**EXERCISE BRIEF:**
Turn the lines of the records from the one containing "document-body — [241, 199, 1380, 2069]" through the one containing "1098, 1101, 1131]" into a numbered list, leaving out any blank lines.

* begin MATERIAL TO PROCESS *

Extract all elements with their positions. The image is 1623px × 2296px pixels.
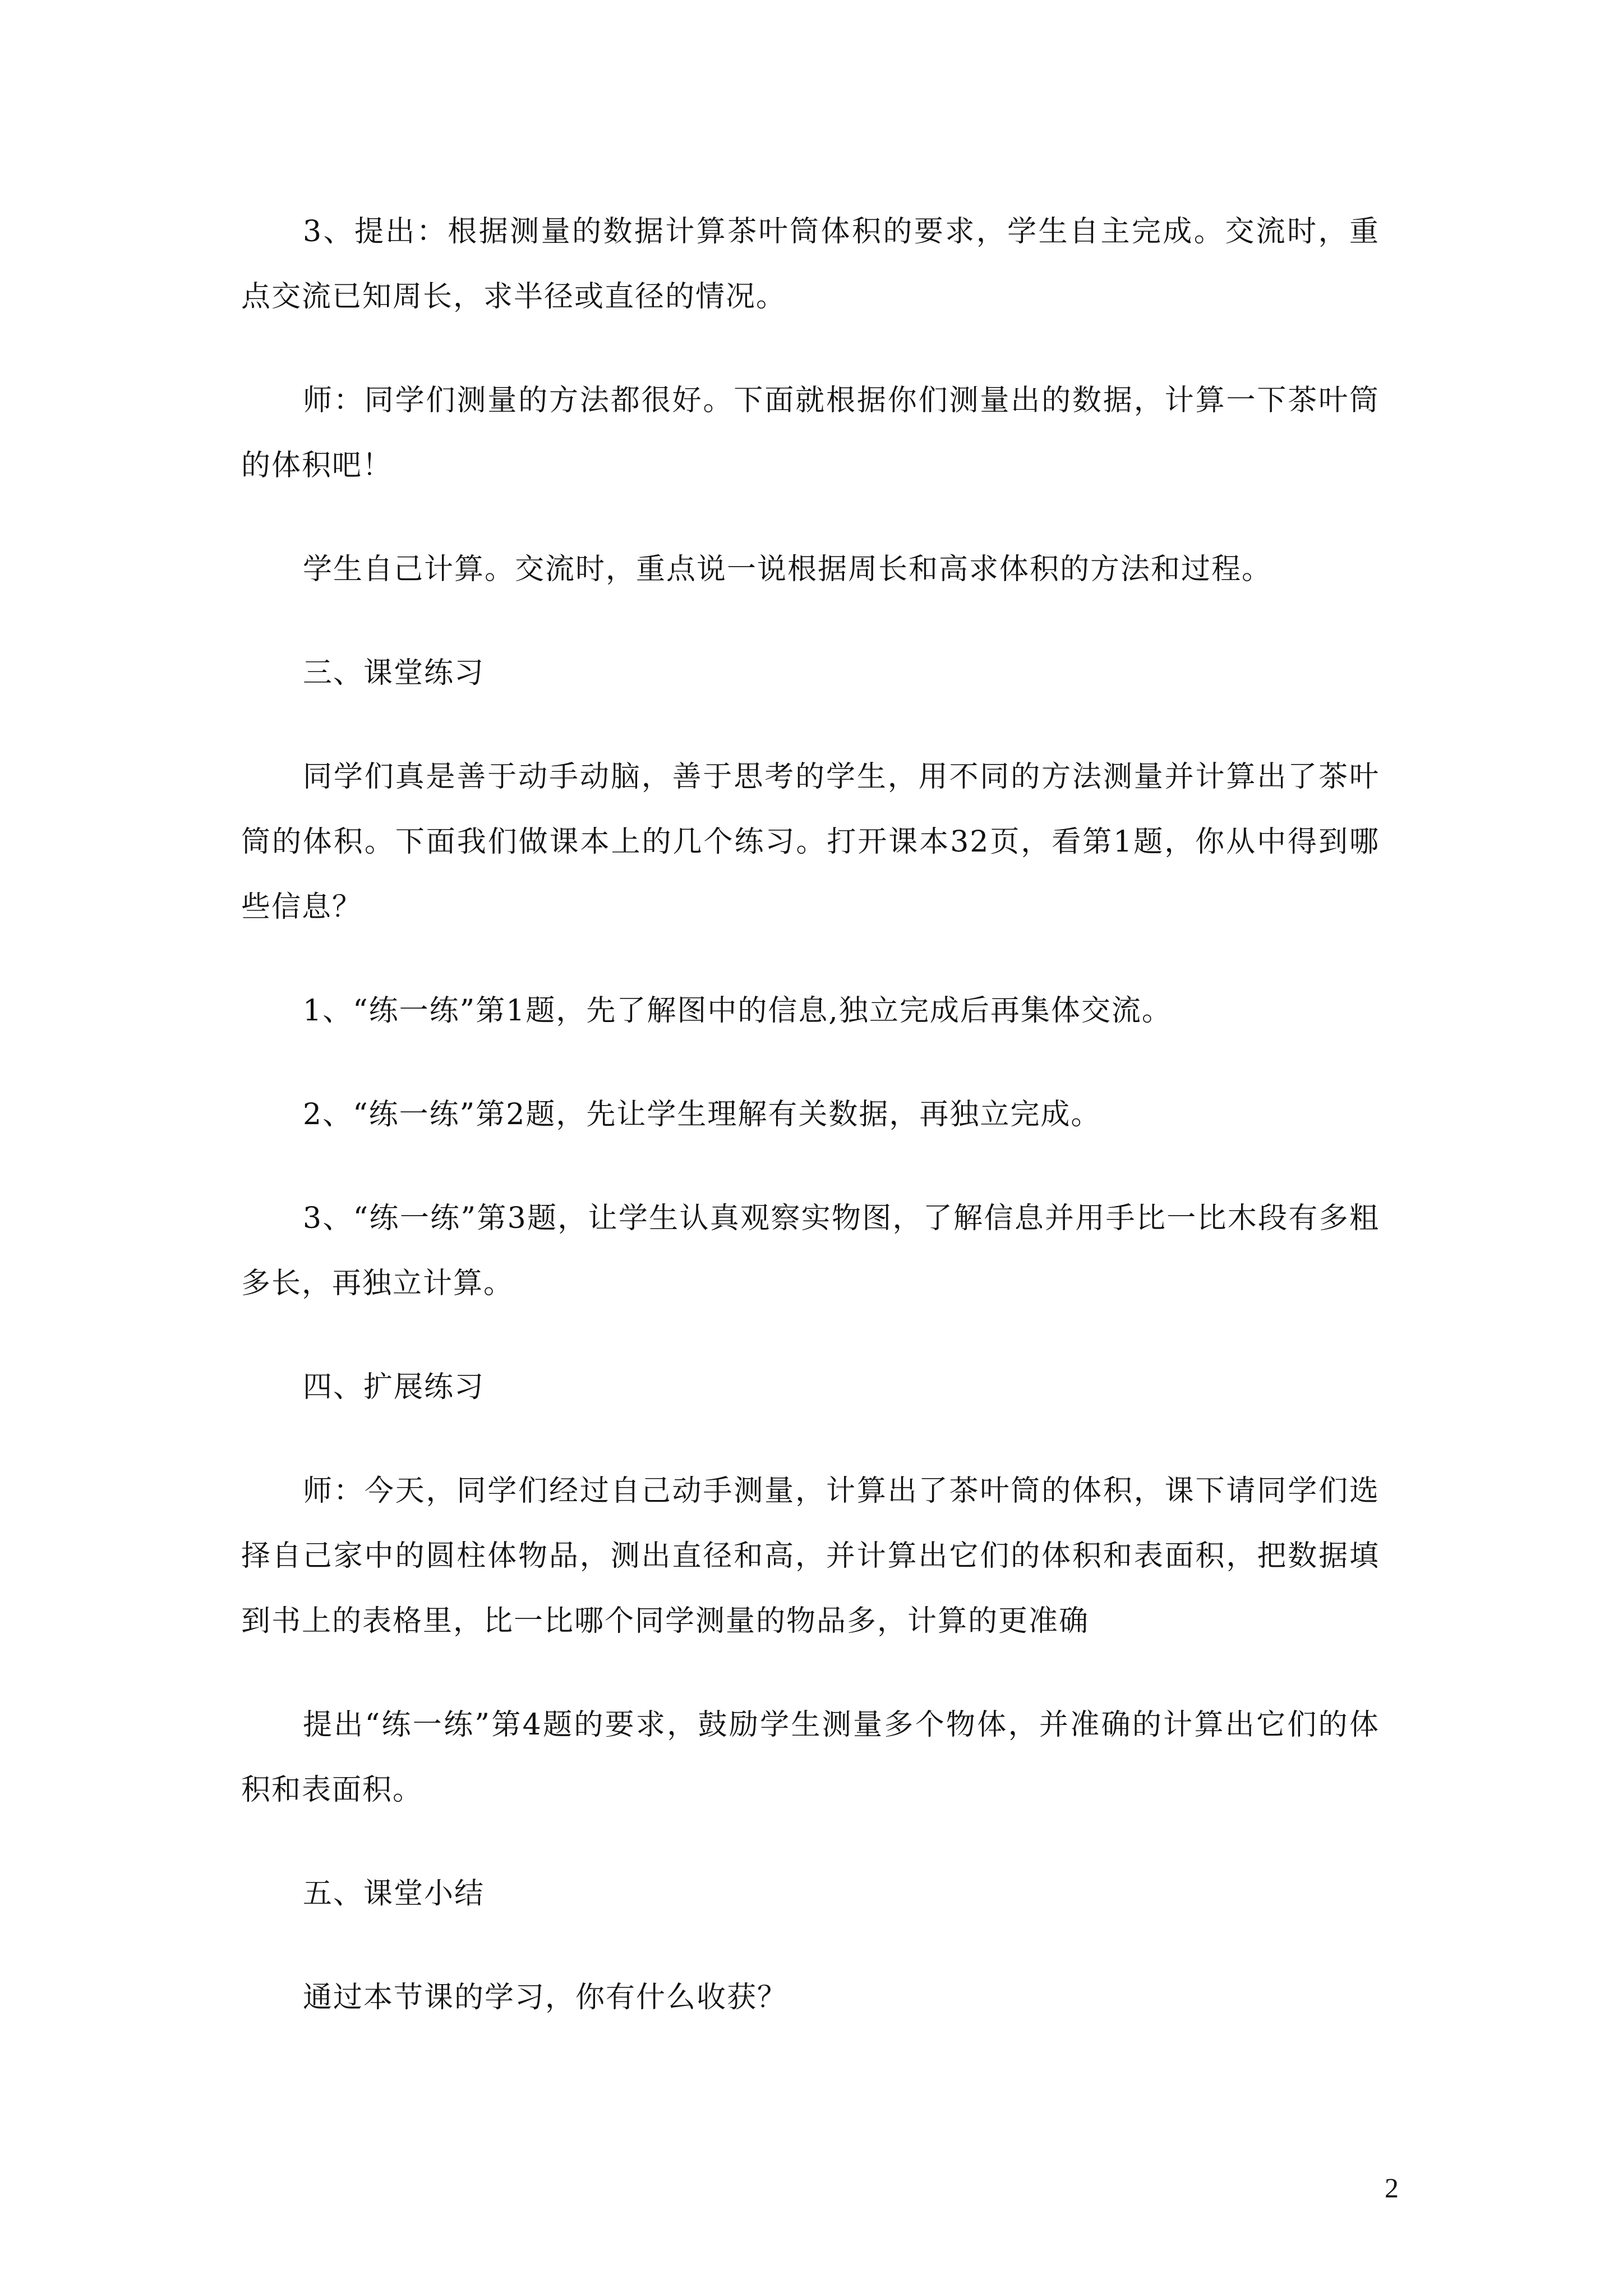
document-body — [241, 199, 1380, 2069]
paragraph-practice-intro: 同学们真是善于动手动脑，善于思考的学生，用不同的方法测量并计算出了茶叶筒的体积。下面我们做课本上的几个练习。打开课本32页，看第1题，你从中得到哪些信息？ — [241, 760, 1380, 924]
section-heading-extended-practice: 四、扩展练习 — [303, 1370, 485, 1404]
paragraph-exercise-4: 提出“练一练”第4题的要求，鼓励学生测量多个物体，并准确的计算出它们的体积和表面积。 — [241, 1708, 1380, 1807]
section-heading-summary: 五、课堂小结 — [303, 1877, 485, 1911]
paragraph-summary-question: 通过本节课的学习，你有什么收获？ — [303, 1981, 788, 2014]
section-heading-classroom-practice: 三、课堂练习 — [303, 656, 485, 690]
paragraph-exercise-2: 2、“练一练”第2题，先让学生理解有关数据，再独立完成。 — [303, 1098, 1101, 1131]
paragraph-step-3-propose: 3、提出：根据测量的数据计算茶叶筒体积的要求，学生自主完成。交流时，重点交流已知周长，求半径或直径的情况。 — [241, 215, 1380, 314]
paragraph-students-calculate: 学生自己计算。交流时，重点说一说根据周长和高求体积的方法和过程。 — [303, 553, 1272, 586]
paragraph-teacher-homework: 师：今天，同学们经过自己动手测量，计算出了茶叶筒的体积，课下请同学们选择自己家中的圆柱体物品，测出直径和高，并计算出它们的体积和表面积，把数据填到书上的表格里，比一比哪个同学测量的物品多，计算的更准确 — [241, 1474, 1380, 1638]
page-number: 2 — [1385, 2172, 1399, 2203]
paragraph-exercise-1: 1、“练一练”第1题，先了解图中的信息,独立完成后再集体交流。 — [303, 994, 1172, 1028]
paragraph-teacher-calculate: 师：同学们测量的方法都很好。下面就根据你们测量出的数据，计算一下茶叶筒的体积吧！ — [241, 384, 1380, 482]
paragraph-exercise-3: 3、“练一练”第3题，让学生认真观察实物图，了解信息并用手比一比木段有多粗多长，再独立计算。 — [241, 1202, 1380, 1300]
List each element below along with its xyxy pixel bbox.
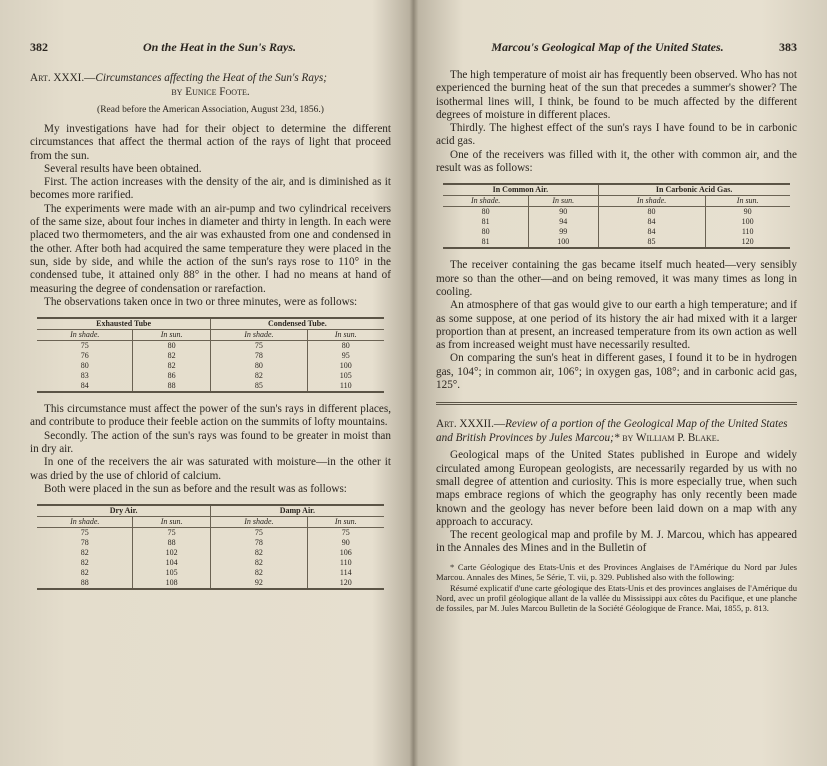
table-cell: 94	[529, 217, 598, 227]
paragraph: Secondly. The action of the sun's rays was found to be greater in moist than in dry air.	[30, 429, 391, 456]
running-head-title: On the Heat in the Sun's Rays.	[142, 40, 297, 54]
table-row	[37, 568, 384, 578]
table-cell: 82	[210, 371, 307, 381]
paragraph: An atmosphere of that gas would give to our earth a high temperature; and if as some suppose, at one period of its history the air had mixed with it a larger proportion than at present, an increased temperature from its own action as well as from increased weight must have necessarily resulted.	[436, 299, 797, 352]
table-cell: 92	[210, 578, 307, 589]
paragraph: The recent geological map and profile by M. J. Marcou, which has appeared in the Annales des Mines and in the Bulletin of	[436, 529, 797, 555]
table-cell: 78	[210, 538, 307, 548]
table-cell: 75	[80, 528, 89, 538]
table-row	[37, 351, 384, 361]
paragraph: Geological maps of the United States published in Europe and widely circulated among European geologists, are necessarily regarded by us with no small degree of attention and curiosity. This is more especially true, when such maps embrace regions of which the geography has only recently been made known and the geology has never before been laid down on a map with any approach to accuracy.	[436, 449, 797, 528]
table-column-header: In shade.	[37, 517, 133, 528]
table-group-header: Damp Air.	[210, 505, 383, 517]
table-cell: 88	[133, 381, 211, 392]
table-cell: 75	[307, 528, 383, 539]
table-cell: 80	[481, 227, 490, 237]
table-cell: 88	[133, 538, 211, 548]
article-number: Art. XXXI.—	[30, 72, 96, 84]
table-cell: 84	[598, 227, 705, 237]
article-title	[436, 417, 797, 445]
table-cell: 90	[307, 538, 383, 548]
table-cell: 114	[307, 568, 383, 578]
table-cell: 105	[133, 568, 211, 578]
table-column-header: In sun.	[705, 196, 790, 207]
table-cell: 78	[210, 351, 307, 361]
table-cell: 82	[210, 548, 307, 558]
table-cell: 75	[80, 341, 89, 351]
table-cell: 100	[529, 237, 598, 248]
table-cell: 82	[210, 558, 307, 568]
section-divider	[436, 402, 797, 405]
table-cell: 84	[598, 217, 705, 227]
paragraph: In one of the receivers the air was saturated with moisture—in the other it was dried by the use of chlorid of calcium.	[30, 456, 391, 482]
table-column-header: In sun.	[133, 330, 211, 341]
table-cell: 75	[210, 528, 307, 539]
footnote-text: Résumé explicatif d'une carte géologique des Etats-Unis et des provinces anglaises de l'Amérique du Nord, avec un profil géologique allant de la vallée du Mississippi aux côtes du Pacifique, et une planche de fossiles, par M. Jules Marcou Bulletin de la Société Géologique de France. Mai, 1855, p. 813.	[436, 582, 797, 614]
paragraph: Several results have been obtained.	[44, 162, 202, 175]
table-cell: 84	[80, 381, 89, 391]
table-cell: 105	[307, 371, 383, 381]
table-column-header: In shade.	[210, 517, 307, 528]
right-page	[414, 0, 827, 766]
table-cell: 88	[80, 578, 89, 588]
table-cell: 110	[307, 381, 383, 392]
table-column-header: In shade.	[598, 196, 705, 207]
page-number: 383	[779, 40, 797, 54]
table-cell: 90	[529, 207, 598, 218]
table-cell: 75	[133, 528, 211, 539]
table-cell: 82	[210, 568, 307, 578]
table-column-header: In sun.	[133, 517, 211, 528]
table-cell: 90	[705, 207, 790, 218]
table-cell: 82	[133, 351, 211, 361]
table-group-header: In Common Air.	[443, 184, 598, 196]
table-cell: 78	[80, 538, 89, 548]
table-row	[37, 371, 384, 381]
paragraph: The observations taken once in two or three minutes, were as follows:	[44, 295, 358, 308]
article-author: by William P. Blake.	[622, 432, 720, 445]
table-group-header: Dry Air.	[37, 505, 210, 517]
paragraph: This circumstance must affect the power of the sun's rays in different places, and contribute to produce their feeble action on the summits of lofty mountains.	[30, 403, 391, 429]
table-cell: 80	[307, 341, 383, 352]
table-column-header: In shade.	[210, 330, 307, 341]
table-cell: 85	[598, 237, 705, 248]
table-row	[37, 528, 384, 539]
table-cell: 81	[481, 237, 490, 247]
data-table-dry-damp	[37, 504, 384, 590]
paragraph: The receiver containing the gas became itself much heated—very sensibly more so than the other—and on being removed, it was many times as long in cooling.	[436, 259, 797, 298]
table-cell: 82	[80, 558, 89, 568]
table-cell: 108	[133, 578, 211, 589]
table-group-header: Condensed Tube.	[210, 318, 383, 330]
footnote	[436, 562, 797, 614]
table-cell: 82	[133, 361, 211, 371]
table-cell: 99	[529, 227, 598, 237]
table-row	[443, 217, 790, 227]
table-cell: 82	[80, 548, 89, 558]
table-row	[37, 558, 384, 568]
data-table-exhausted-condensed	[37, 317, 384, 393]
table-column-header: In shade.	[37, 330, 133, 341]
paragraph: The high temperature of moist air has frequently been observed. Who has not experienced the burning heat of the sun that precedes a summer's shower? The isothermal lines will, I think, be found to be much affected by the different degrees of moisture in different places.	[436, 69, 797, 121]
article-title-text: Circumstances affecting the Heat of the Sun's Rays;	[95, 72, 327, 84]
table-cell: 120	[705, 237, 790, 248]
table-row	[443, 207, 790, 218]
table-column-header: In sun.	[307, 517, 383, 528]
table-cell: 102	[133, 548, 211, 558]
table-row	[37, 578, 384, 589]
running-head	[436, 40, 797, 55]
table-row	[443, 237, 790, 248]
table-column-header: In shade.	[443, 196, 528, 207]
table-cell: 75	[210, 341, 307, 352]
table-cell: 100	[307, 361, 383, 371]
table-cell: 106	[307, 548, 383, 558]
footnote-text: * Carte Géologique des Etats-Unis et des Provinces Anglaises de l'Amérique du Nord par Jules Marcou. Annales des Mines, 5e Série, T. vii, p. 329. Published also with the following:	[436, 561, 797, 583]
table-cell: 100	[705, 217, 790, 227]
paragraph: The experiments were made with an air-pump and two cylindrical receivers of the same size, about four inches in diameter and thirty in length. In each were placed two thermometers, and the air was exhausted from one and condensed in the other. After both had acquired the same temperature they were placed in the sun, side by side, and while the action of the sun's rays rose to 110° in the condensed tube, it attained only 88° in the other. I had no means at hand of measuring the degree of condensation or rarefaction.	[30, 202, 391, 295]
article-title	[30, 71, 391, 99]
data-table-common-carbonic	[443, 183, 790, 249]
table-cell: 82	[80, 568, 89, 578]
article-author: by Eunice Foote.	[171, 86, 250, 98]
article-number: Art. XXXII.—	[436, 418, 506, 431]
article-title-text: Review of a portion of the Geological Map of the United States and British Provinces by Jules Marcou;*	[436, 418, 788, 445]
read-note: (Read before the American Association, August 23d, 1856.)	[97, 105, 324, 115]
table-cell: 76	[80, 351, 89, 361]
running-head-title: Marcou's Geological Map of the United States.	[491, 40, 724, 54]
table-cell: 80	[598, 207, 705, 218]
table-row	[37, 538, 384, 548]
table-cell: 83	[80, 371, 89, 381]
table-cell: 80	[133, 341, 211, 352]
paragraph: One of the receivers was filled with it, the other with common air, and the result was as follows:	[436, 148, 797, 175]
table-cell: 86	[133, 371, 211, 381]
paragraph: On comparing the sun's heat in different gases, I found it to be in hydrogen gas, 104°; in common air, 106°; in oxygen gas, 108°; and in carbonic acid gas, 125°.	[436, 352, 797, 392]
table-column-header: In sun.	[307, 330, 383, 341]
table-cell: 104	[133, 558, 211, 568]
table-cell: 85	[210, 381, 307, 392]
table-row	[443, 227, 790, 237]
table-cell: 110	[705, 227, 790, 237]
table-column-header: In sun.	[529, 196, 598, 207]
paragraph: Both were placed in the sun as before and the result was as follows:	[44, 482, 347, 495]
table-cell: 95	[307, 351, 383, 361]
running-head	[30, 40, 391, 55]
left-page	[0, 0, 413, 766]
table-cell: 110	[307, 558, 383, 568]
table-cell: 120	[307, 578, 383, 589]
table-cell: 80	[481, 207, 490, 217]
paragraph: My investigations have had for their object to determine the different circumstances that affect the thermal action of the rays of light that proceed from the sun.	[30, 123, 391, 162]
table-row	[37, 341, 384, 352]
paragraph: First. The action increases with the density of the air, and is diminished as it becomes more rarified.	[30, 176, 391, 202]
table-group-header: Exhausted Tube	[37, 318, 210, 330]
table-row	[37, 381, 384, 392]
table-cell: 80	[80, 361, 89, 371]
table-cell: 80	[210, 361, 307, 371]
table-row	[37, 548, 384, 558]
table-row	[37, 361, 384, 371]
table-group-header: In Carbonic Acid Gas.	[598, 184, 790, 196]
page-number: 382	[30, 40, 48, 54]
table-cell: 81	[481, 217, 490, 227]
paragraph: Thirdly. The highest effect of the sun's rays I have found to be in carbonic acid gas.	[436, 122, 797, 148]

* end MATERIAL TO PROCESS *

**TASK SOLUTION:**
1. document-body — [241, 199, 1380, 2069]
2. paragraph-practice-intro: 同学们真是善于动手动脑，善于思考的学生，用不同的方法测量并计算出了茶叶筒的体积。下面我们做课本上的几个练习。打开课本32页，看第1题，你从中得到哪些信息？ — [241, 760, 1380, 924]
3. section-heading-extended-practice: 四、扩展练习 — [303, 1370, 485, 1404]
4. paragraph-exercise-4: 提出“练一练”第4题的要求，鼓励学生测量多个物体，并准确的计算出它们的体积和表面积。 — [241, 1708, 1380, 1807]
5. section-heading-summary: 五、课堂小结 — [303, 1877, 485, 1911]
6. paragraph-summary-question: 通过本节课的学习，你有什么收获？ — [303, 1981, 788, 2014]
7. section-heading-classroom-practice: 三、课堂练习 — [303, 656, 485, 690]
8. paragraph-exercise-2: 2、“练一练”第2题，先让学生理解有关数据，再独立完成。 — [303, 1098, 1101, 1131]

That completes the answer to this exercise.